** BEGIN STORED ROWS **
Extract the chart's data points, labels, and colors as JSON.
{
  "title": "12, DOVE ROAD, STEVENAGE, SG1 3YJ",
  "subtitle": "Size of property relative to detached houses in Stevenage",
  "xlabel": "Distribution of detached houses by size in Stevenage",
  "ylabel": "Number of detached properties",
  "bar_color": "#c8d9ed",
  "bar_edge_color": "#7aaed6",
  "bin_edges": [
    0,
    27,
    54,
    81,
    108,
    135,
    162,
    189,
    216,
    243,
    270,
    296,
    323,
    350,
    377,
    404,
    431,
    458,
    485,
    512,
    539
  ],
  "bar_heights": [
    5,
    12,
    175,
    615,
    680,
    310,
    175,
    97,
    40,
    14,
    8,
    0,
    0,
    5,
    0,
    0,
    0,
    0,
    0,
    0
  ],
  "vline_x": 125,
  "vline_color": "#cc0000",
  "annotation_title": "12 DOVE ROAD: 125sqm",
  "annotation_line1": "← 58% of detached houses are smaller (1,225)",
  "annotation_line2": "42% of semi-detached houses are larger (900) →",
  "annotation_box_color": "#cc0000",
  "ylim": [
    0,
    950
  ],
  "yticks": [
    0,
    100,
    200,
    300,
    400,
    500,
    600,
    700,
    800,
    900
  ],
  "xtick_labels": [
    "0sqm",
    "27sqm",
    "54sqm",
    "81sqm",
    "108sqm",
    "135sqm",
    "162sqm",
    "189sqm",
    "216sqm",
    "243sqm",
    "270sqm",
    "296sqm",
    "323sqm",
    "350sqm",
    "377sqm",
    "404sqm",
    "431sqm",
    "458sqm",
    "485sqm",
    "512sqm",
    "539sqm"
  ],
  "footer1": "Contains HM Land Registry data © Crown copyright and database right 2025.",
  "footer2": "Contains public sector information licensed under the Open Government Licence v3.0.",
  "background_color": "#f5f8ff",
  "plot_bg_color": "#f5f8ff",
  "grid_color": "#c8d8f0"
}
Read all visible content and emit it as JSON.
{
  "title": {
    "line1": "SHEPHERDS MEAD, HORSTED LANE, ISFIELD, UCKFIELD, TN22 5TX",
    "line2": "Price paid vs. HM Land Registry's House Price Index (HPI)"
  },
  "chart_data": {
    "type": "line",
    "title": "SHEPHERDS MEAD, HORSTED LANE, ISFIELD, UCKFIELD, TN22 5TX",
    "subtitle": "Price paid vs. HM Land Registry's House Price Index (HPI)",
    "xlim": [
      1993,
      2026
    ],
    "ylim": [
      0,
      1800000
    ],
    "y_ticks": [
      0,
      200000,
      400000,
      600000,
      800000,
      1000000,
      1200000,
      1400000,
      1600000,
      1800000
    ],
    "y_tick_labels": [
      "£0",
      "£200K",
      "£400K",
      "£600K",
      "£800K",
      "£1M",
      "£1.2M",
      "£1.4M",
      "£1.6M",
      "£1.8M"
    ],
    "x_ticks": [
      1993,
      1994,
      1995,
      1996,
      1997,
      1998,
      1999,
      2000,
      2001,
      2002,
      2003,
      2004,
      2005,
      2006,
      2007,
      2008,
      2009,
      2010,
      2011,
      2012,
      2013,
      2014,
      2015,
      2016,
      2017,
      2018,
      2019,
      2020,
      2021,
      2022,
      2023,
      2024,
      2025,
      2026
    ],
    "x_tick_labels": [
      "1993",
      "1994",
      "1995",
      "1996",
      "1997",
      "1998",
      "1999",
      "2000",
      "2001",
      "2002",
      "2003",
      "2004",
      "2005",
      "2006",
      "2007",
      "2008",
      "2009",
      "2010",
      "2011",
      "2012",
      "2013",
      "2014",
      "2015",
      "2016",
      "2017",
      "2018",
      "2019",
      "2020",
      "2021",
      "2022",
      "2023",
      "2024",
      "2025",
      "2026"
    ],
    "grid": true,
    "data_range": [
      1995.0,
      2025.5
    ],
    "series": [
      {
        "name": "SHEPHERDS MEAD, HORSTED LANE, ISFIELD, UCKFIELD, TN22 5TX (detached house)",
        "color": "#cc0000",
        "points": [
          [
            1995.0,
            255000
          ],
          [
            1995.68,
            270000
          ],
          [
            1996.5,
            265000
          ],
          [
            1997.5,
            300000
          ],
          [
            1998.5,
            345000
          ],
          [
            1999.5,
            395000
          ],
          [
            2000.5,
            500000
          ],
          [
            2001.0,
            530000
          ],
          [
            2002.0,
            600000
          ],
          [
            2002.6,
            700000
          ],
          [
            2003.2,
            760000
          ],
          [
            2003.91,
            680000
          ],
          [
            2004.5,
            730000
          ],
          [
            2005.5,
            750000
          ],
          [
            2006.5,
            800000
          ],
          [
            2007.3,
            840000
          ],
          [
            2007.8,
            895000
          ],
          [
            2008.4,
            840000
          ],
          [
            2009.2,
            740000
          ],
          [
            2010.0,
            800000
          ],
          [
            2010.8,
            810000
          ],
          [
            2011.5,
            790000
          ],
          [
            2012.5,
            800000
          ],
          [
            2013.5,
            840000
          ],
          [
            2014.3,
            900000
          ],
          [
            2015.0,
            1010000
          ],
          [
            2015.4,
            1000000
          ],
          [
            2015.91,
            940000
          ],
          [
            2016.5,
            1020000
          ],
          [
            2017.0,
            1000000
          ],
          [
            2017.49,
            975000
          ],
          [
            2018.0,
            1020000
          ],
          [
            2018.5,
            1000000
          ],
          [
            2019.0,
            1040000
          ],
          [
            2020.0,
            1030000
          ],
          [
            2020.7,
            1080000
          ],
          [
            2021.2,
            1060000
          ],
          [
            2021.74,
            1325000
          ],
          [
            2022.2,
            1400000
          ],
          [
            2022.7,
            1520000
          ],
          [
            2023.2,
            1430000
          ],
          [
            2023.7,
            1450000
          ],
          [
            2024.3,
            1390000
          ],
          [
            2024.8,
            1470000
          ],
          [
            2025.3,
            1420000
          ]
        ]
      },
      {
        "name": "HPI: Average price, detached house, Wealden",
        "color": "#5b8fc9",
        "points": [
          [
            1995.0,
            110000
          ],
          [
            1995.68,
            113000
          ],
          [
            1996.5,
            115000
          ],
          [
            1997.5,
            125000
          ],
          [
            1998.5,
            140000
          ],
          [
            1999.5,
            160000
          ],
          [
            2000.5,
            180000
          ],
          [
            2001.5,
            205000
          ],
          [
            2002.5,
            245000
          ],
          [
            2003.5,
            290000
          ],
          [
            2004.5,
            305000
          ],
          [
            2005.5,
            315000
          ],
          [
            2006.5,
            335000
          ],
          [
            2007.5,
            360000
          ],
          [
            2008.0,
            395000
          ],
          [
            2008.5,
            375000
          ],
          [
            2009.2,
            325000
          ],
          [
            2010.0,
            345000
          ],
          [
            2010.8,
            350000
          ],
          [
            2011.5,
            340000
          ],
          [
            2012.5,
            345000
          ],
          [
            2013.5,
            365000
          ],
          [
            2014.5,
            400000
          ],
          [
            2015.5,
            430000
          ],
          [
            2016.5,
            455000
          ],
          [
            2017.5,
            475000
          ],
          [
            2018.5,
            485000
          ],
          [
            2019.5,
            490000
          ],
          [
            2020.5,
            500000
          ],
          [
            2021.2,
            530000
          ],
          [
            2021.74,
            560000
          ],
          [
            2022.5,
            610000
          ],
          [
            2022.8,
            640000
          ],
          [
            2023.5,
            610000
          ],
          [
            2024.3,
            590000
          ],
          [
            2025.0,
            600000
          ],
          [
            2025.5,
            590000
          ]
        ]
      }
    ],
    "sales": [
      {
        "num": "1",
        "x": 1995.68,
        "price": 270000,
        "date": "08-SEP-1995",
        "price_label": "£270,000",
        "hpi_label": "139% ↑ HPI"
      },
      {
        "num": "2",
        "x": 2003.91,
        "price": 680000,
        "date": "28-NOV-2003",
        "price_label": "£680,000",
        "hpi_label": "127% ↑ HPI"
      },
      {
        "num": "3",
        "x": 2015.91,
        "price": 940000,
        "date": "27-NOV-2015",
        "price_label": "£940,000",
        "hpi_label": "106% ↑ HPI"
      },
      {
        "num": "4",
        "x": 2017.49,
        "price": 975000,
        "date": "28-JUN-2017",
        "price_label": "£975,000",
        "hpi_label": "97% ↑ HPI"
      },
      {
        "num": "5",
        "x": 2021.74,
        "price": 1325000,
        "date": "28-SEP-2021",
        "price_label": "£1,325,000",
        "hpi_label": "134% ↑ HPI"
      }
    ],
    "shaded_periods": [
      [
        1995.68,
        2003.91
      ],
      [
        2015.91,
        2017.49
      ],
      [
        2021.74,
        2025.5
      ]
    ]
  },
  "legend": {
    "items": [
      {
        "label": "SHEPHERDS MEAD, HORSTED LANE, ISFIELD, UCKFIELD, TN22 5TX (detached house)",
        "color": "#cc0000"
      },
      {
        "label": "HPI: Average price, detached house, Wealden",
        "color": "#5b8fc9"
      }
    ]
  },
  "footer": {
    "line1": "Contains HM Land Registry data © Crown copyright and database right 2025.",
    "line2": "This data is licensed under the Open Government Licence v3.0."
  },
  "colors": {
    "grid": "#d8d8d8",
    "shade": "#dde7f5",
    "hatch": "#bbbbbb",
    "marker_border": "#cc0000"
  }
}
** END STORED ROWS **
• _GIVEN INSTRUCTION_:
Scan the material above for the string "date" and report each line where you find it.

• _WORKED ANSWER_:
        "date": "08-SEP-1995",
        "date": "28-NOV-2003",
        "date": "27-NOV-2015",
        "date": "28-JUN-2017",
        "date": "28-SEP-2021",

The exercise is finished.